▶ [Exercise aim]
Quote every line below exactly and skip any picture.

▶ [Raw data]
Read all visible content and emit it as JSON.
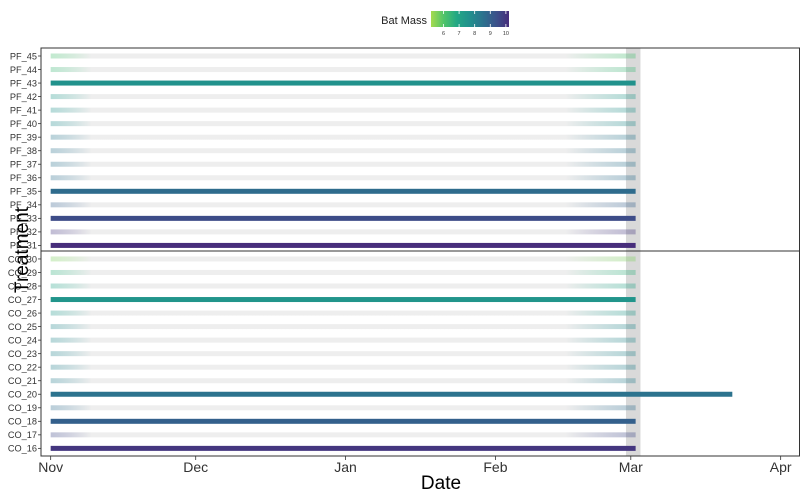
{
  "chart_data": {
    "type": "gantt",
    "xlabel": "Date",
    "ylabel": "Treatment",
    "legend": {
      "title": "Bat Mass",
      "ticks": [
        6,
        7,
        8,
        9,
        10
      ],
      "range": [
        5.2,
        10.2
      ],
      "placement": "top",
      "colors": [
        "#a6db4f",
        "#4fc46a",
        "#22a785",
        "#218f8d",
        "#2c728e",
        "#3b528b",
        "#472d7b"
      ]
    },
    "x_ticks": [
      {
        "label": "Nov",
        "date": "2021-11-01"
      },
      {
        "label": "Dec",
        "date": "2021-12-01"
      },
      {
        "label": "Jan",
        "date": "2022-01-01"
      },
      {
        "label": "Feb",
        "date": "2022-02-01"
      },
      {
        "label": "Mar",
        "date": "2022-03-01"
      },
      {
        "label": "Apr",
        "date": "2022-04-01"
      }
    ],
    "xlim": [
      "2021-10-30",
      "2022-04-05"
    ],
    "reference_band": {
      "start": "2022-02-28",
      "end": "2022-03-03",
      "color": "#d9d9d9"
    },
    "groups": [
      {
        "name": "PF",
        "rows": [
          {
            "label": "PF_45",
            "mass": 6.2,
            "start": "2021-11-01",
            "end": "2022-03-02",
            "solid": false
          },
          {
            "label": "PF_44",
            "mass": 6.4,
            "start": "2021-11-01",
            "end": "2022-03-02",
            "solid": false
          },
          {
            "label": "PF_43",
            "mass": 7.6,
            "start": "2021-11-01",
            "end": "2022-03-02",
            "solid": true
          },
          {
            "label": "PF_42",
            "mass": 7.4,
            "start": "2021-11-01",
            "end": "2022-03-02",
            "solid": false
          },
          {
            "label": "PF_41",
            "mass": 7.6,
            "start": "2021-11-01",
            "end": "2022-03-02",
            "solid": false
          },
          {
            "label": "PF_40",
            "mass": 7.8,
            "start": "2021-11-01",
            "end": "2022-03-02",
            "solid": false
          },
          {
            "label": "PF_39",
            "mass": 8.4,
            "start": "2021-11-01",
            "end": "2022-03-02",
            "solid": false
          },
          {
            "label": "PF_38",
            "mass": 8.5,
            "start": "2021-11-01",
            "end": "2022-03-02",
            "solid": false
          },
          {
            "label": "PF_37",
            "mass": 8.5,
            "start": "2021-11-01",
            "end": "2022-03-02",
            "solid": false
          },
          {
            "label": "PF_36",
            "mass": 8.6,
            "start": "2021-11-01",
            "end": "2022-03-02",
            "solid": false
          },
          {
            "label": "PF_35",
            "mass": 8.7,
            "start": "2021-11-01",
            "end": "2022-03-02",
            "solid": true
          },
          {
            "label": "PF_34",
            "mass": 9.0,
            "start": "2021-11-01",
            "end": "2022-03-02",
            "solid": false
          },
          {
            "label": "PF_33",
            "mass": 9.5,
            "start": "2021-11-01",
            "end": "2022-03-02",
            "solid": true
          },
          {
            "label": "PF_32",
            "mass": 10.0,
            "start": "2021-11-01",
            "end": "2022-03-02",
            "solid": false
          },
          {
            "label": "PF_31",
            "mass": 10.2,
            "start": "2021-11-01",
            "end": "2022-03-02",
            "solid": true
          }
        ]
      },
      {
        "name": "CO",
        "rows": [
          {
            "label": "CO_30",
            "mass": 5.6,
            "start": "2021-11-01",
            "end": "2022-03-02",
            "solid": false
          },
          {
            "label": "CO_29",
            "mass": 6.6,
            "start": "2021-11-01",
            "end": "2022-03-02",
            "solid": false
          },
          {
            "label": "CO_28",
            "mass": 7.0,
            "start": "2021-11-01",
            "end": "2022-03-02",
            "solid": false
          },
          {
            "label": "CO_27",
            "mass": 7.5,
            "start": "2021-11-01",
            "end": "2022-03-02",
            "solid": true
          },
          {
            "label": "CO_26",
            "mass": 7.4,
            "start": "2021-11-01",
            "end": "2022-03-02",
            "solid": false
          },
          {
            "label": "CO_25",
            "mass": 7.9,
            "start": "2021-11-01",
            "end": "2022-03-02",
            "solid": false
          },
          {
            "label": "CO_24",
            "mass": 7.9,
            "start": "2021-11-01",
            "end": "2022-03-02",
            "solid": false
          },
          {
            "label": "CO_23",
            "mass": 8.0,
            "start": "2021-11-01",
            "end": "2022-03-02",
            "solid": false
          },
          {
            "label": "CO_22",
            "mass": 8.1,
            "start": "2021-11-01",
            "end": "2022-03-02",
            "solid": false
          },
          {
            "label": "CO_21",
            "mass": 8.2,
            "start": "2021-11-01",
            "end": "2022-03-02",
            "solid": false
          },
          {
            "label": "CO_20",
            "mass": 8.5,
            "start": "2021-11-01",
            "end": "2022-03-22",
            "solid": true
          },
          {
            "label": "CO_19",
            "mass": 8.7,
            "start": "2021-11-01",
            "end": "2022-03-02",
            "solid": false
          },
          {
            "label": "CO_18",
            "mass": 9.0,
            "start": "2021-11-01",
            "end": "2022-03-02",
            "solid": true
          },
          {
            "label": "CO_17",
            "mass": 9.6,
            "start": "2021-11-01",
            "end": "2022-03-02",
            "solid": false
          },
          {
            "label": "CO_16",
            "mass": 10.0,
            "start": "2021-11-01",
            "end": "2022-03-02",
            "solid": true
          }
        ]
      }
    ]
  }
}
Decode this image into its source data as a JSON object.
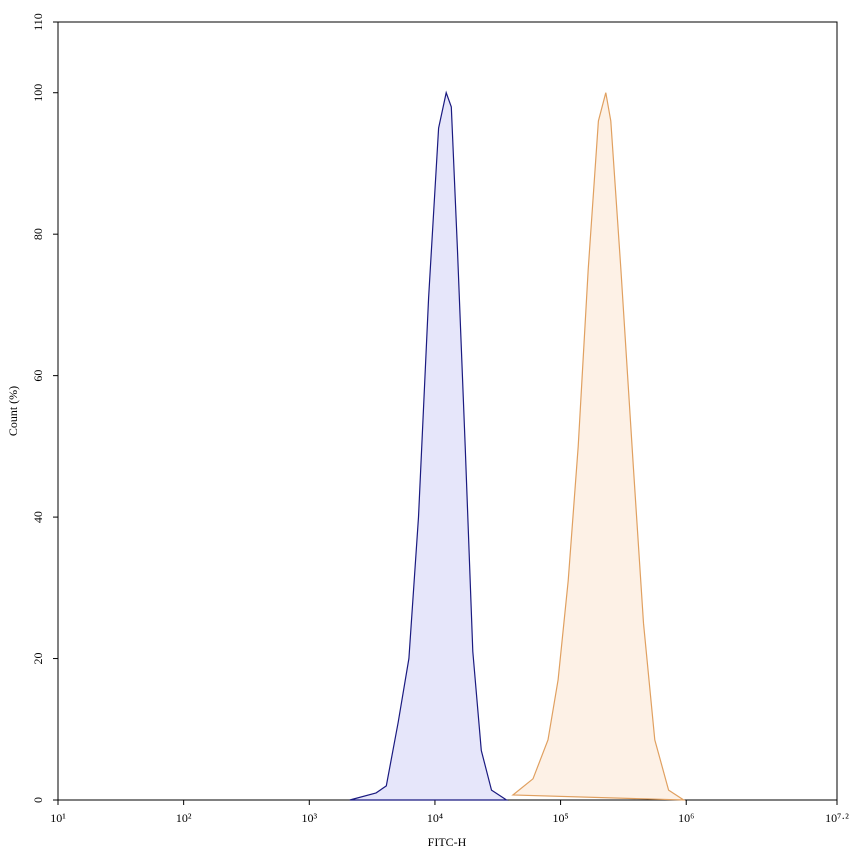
{
  "chart_data": {
    "type": "histogram-overlay",
    "xlabel": "FITC-H",
    "ylabel": "Count (%)",
    "xscale": "log",
    "xlim": [
      10,
      15848931.92
    ],
    "xticks": [
      {
        "value": 10,
        "label": "10¹"
      },
      {
        "value": 100,
        "label": "10²"
      },
      {
        "value": 1000,
        "label": "10³"
      },
      {
        "value": 10000,
        "label": "10⁴"
      },
      {
        "value": 100000,
        "label": "10⁵"
      },
      {
        "value": 1000000,
        "label": "10⁶"
      },
      {
        "value": 15848931.92,
        "label": "10⁷·²"
      }
    ],
    "ylim": [
      0,
      110
    ],
    "yticks": [
      0,
      20,
      40,
      60,
      80,
      100,
      110
    ],
    "series": [
      {
        "color": "#1a1a80",
        "fill": "#e6e6fa",
        "x": [
          2100,
          3400,
          4100,
          5100,
          6200,
          7400,
          8900,
          10700,
          12300,
          13500,
          15100,
          17400,
          20000,
          23400,
          28200,
          37200
        ],
        "values": [
          0,
          1,
          2,
          11,
          20,
          40,
          71,
          95,
          100,
          98,
          78,
          50,
          21,
          7,
          1.4,
          0
        ]
      },
      {
        "color": "#e0a060",
        "fill": "#fdf1e6",
        "x": [
          41700,
          60300,
          79400,
          95500,
          115000,
          138000,
          166000,
          200000,
          229000,
          251000,
          302000,
          380000,
          457000,
          562000,
          724000,
          955000
        ],
        "values": [
          0.7,
          3,
          8.5,
          17,
          31,
          50,
          75,
          96,
          100,
          96,
          75,
          47,
          25,
          8.5,
          1.4,
          0
        ]
      }
    ]
  }
}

▶ [The answer]
Read all visible content and emit it as JSON.
{
  "chart_data": {
    "type": "gantt",
    "xlabel": "Date",
    "ylabel": "Treatment",
    "legend": {
      "title": "Bat Mass",
      "ticks": [
        6,
        7,
        8,
        9,
        10
      ],
      "range": [
        5.2,
        10.2
      ],
      "placement": "top",
      "colors": [
        "#a6db4f",
        "#4fc46a",
        "#22a785",
        "#218f8d",
        "#2c728e",
        "#3b528b",
        "#472d7b"
      ]
    },
    "x_ticks": [
      {
        "label": "Nov",
        "date": "2021-11-01"
      },
      {
        "label": "Dec",
        "date": "2021-12-01"
      },
      {
        "label": "Jan",
        "date": "2022-01-01"
      },
      {
        "label": "Feb",
        "date": "2022-02-01"
      },
      {
        "label": "Mar",
        "date": "2022-03-01"
      },
      {
        "label": "Apr",
        "date": "2022-04-01"
      }
    ],
    "xlim": [
      "2021-10-30",
      "2022-04-05"
    ],
    "reference_band": {
      "start": "2022-02-28",
      "end": "2022-03-03",
      "color": "#d9d9d9"
    },
    "groups": [
      {
        "name": "PF",
        "rows": [
          {
            "label": "PF_45",
            "mass": 6.2,
            "start": "2021-11-01",
            "end": "2022-03-02",
            "solid": false
          },
          {
            "label": "PF_44",
            "mass": 6.4,
            "start": "2021-11-01",
            "end": "2022-03-02",
            "solid": false
          },
          {
            "label": "PF_43",
            "mass": 7.6,
            "start": "2021-11-01",
            "end": "2022-03-02",
            "solid": true
          },
          {
            "label": "PF_42",
            "mass": 7.4,
            "start": "2021-11-01",
            "end": "2022-03-02",
            "solid": false
          },
          {
            "label": "PF_41",
            "mass": 7.6,
            "start": "2021-11-01",
            "end": "2022-03-02",
            "solid": false
          },
          {
            "label": "PF_40",
            "mass": 7.8,
            "start": "2021-11-01",
            "end": "2022-03-02",
            "solid": false
          },
          {
            "label": "PF_39",
            "mass": 8.4,
            "start": "2021-11-01",
            "end": "2022-03-02",
            "solid": false
          },
          {
            "label": "PF_38",
            "mass": 8.5,
            "start": "2021-11-01",
            "end": "2022-03-02",
            "solid": false
          },
          {
            "label": "PF_37",
            "mass": 8.5,
            "start": "2021-11-01",
            "end": "2022-03-02",
            "solid": false
          },
          {
            "label": "PF_36",
            "mass": 8.6,
            "start": "2021-11-01",
            "end": "2022-03-02",
            "solid": false
          },
          {
            "label": "PF_35",
            "mass": 8.7,
            "start": "2021-11-01",
            "end": "2022-03-02",
            "solid": true
          },
          {
            "label": "PF_34",
            "mass": 9.0,
            "start": "2021-11-01",
            "end": "2022-03-02",
            "solid": false
          },
          {
            "label": "PF_33",
            "mass": 9.5,
            "start": "2021-11-01",
            "end": "2022-03-02",
            "solid": true
          },
          {
            "label": "PF_32",
            "mass": 10.0,
            "start": "2021-11-01",
            "end": "2022-03-02",
            "solid": false
          },
          {
            "label": "PF_31",
            "mass": 10.2,
            "start": "2021-11-01",
            "end": "2022-03-02",
            "solid": true
          }
        ]
      },
      {
        "name": "CO",
        "rows": [
          {
            "label": "CO_30",
            "mass": 5.6,
            "start": "2021-11-01",
            "end": "2022-03-02",
            "solid": false
          },
          {
            "label": "CO_29",
            "mass": 6.6,
            "start": "2021-11-01",
            "end": "2022-03-02",
            "solid": false
          },
          {
            "label": "CO_28",
            "mass": 7.0,
            "start": "2021-11-01",
            "end": "2022-03-02",
            "solid": false
          },
          {
            "label": "CO_27",
            "mass": 7.5,
            "start": "2021-11-01",
            "end": "2022-03-02",
            "solid": true
          },
          {
            "label": "CO_26",
            "mass": 7.4,
            "start": "2021-11-01",
            "end": "2022-03-02",
            "solid": false
          },
          {
            "label": "CO_25",
            "mass": 7.9,
            "start": "2021-11-01",
            "end": "2022-03-02",
            "solid": false
          },
          {
            "label": "CO_24",
            "mass": 7.9,
            "start": "2021-11-01",
            "end": "2022-03-02",
            "solid": false
          },
          {
            "label": "CO_23",
            "mass": 8.0,
            "start": "2021-11-01",
            "end": "2022-03-02",
            "solid": false
          },
          {
            "label": "CO_22",
            "mass": 8.1,
            "start": "2021-11-01",
            "end": "2022-03-02",
            "solid": false
          },
          {
            "label": "CO_21",
            "mass": 8.2,
            "start": "2021-11-01",
            "end": "2022-03-02",
            "solid": false
          },
          {
            "label": "CO_20",
            "mass": 8.5,
            "start": "2021-11-01",
            "end": "2022-03-22",
            "solid": true
          },
          {
            "label": "CO_19",
            "mass": 8.7,
            "start": "2021-11-01",
            "end": "2022-03-02",
            "solid": false
          },
          {
            "label": "CO_18",
            "mass": 9.0,
            "start": "2021-11-01",
            "end": "2022-03-02",
            "solid": true
          },
          {
            "label": "CO_17",
            "mass": 9.6,
            "start": "2021-11-01",
            "end": "2022-03-02",
            "solid": false
          },
          {
            "label": "CO_16",
            "mass": 10.0,
            "start": "2021-11-01",
            "end": "2022-03-02",
            "solid": true
          }
        ]
      }
    ]
  }
}
Decode this image into its source data as a JSON object.
{
  "chart_data": {
    "type": "histogram-overlay",
    "xlabel": "FITC-H",
    "ylabel": "Count (%)",
    "xscale": "log",
    "xlim": [
      10,
      15848931.92
    ],
    "xticks": [
      {
        "value": 10,
        "label": "10¹"
      },
      {
        "value": 100,
        "label": "10²"
      },
      {
        "value": 1000,
        "label": "10³"
      },
      {
        "value": 10000,
        "label": "10⁴"
      },
      {
        "value": 100000,
        "label": "10⁵"
      },
      {
        "value": 1000000,
        "label": "10⁶"
      },
      {
        "value": 15848931.92,
        "label": "10⁷·²"
      }
    ],
    "ylim": [
      0,
      110
    ],
    "yticks": [
      0,
      20,
      40,
      60,
      80,
      100,
      110
    ],
    "series": [
      {
        "color": "#1a1a80",
        "fill": "#e6e6fa",
        "x": [
          2100,
          3400,
          4100,
          5100,
          6200,
          7400,
          8900,
          10700,
          12300,
          13500,
          15100,
          17400,
          20000,
          23400,
          28200,
          37200
        ],
        "values": [
          0,
          1,
          2,
          11,
          20,
          40,
          71,
          95,
          100,
          98,
          78,
          50,
          21,
          7,
          1.4,
          0
        ]
      },
      {
        "color": "#e0a060",
        "fill": "#fdf1e6",
        "x": [
          41700,
          60300,
          79400,
          95500,
          115000,
          138000,
          166000,
          200000,
          229000,
          251000,
          302000,
          380000,
          457000,
          562000,
          724000,
          955000
        ],
        "values": [
          0.7,
          3,
          8.5,
          17,
          31,
          50,
          75,
          96,
          100,
          96,
          75,
          47,
          25,
          8.5,
          1.4,
          0
        ]
      }
    ]
  }
}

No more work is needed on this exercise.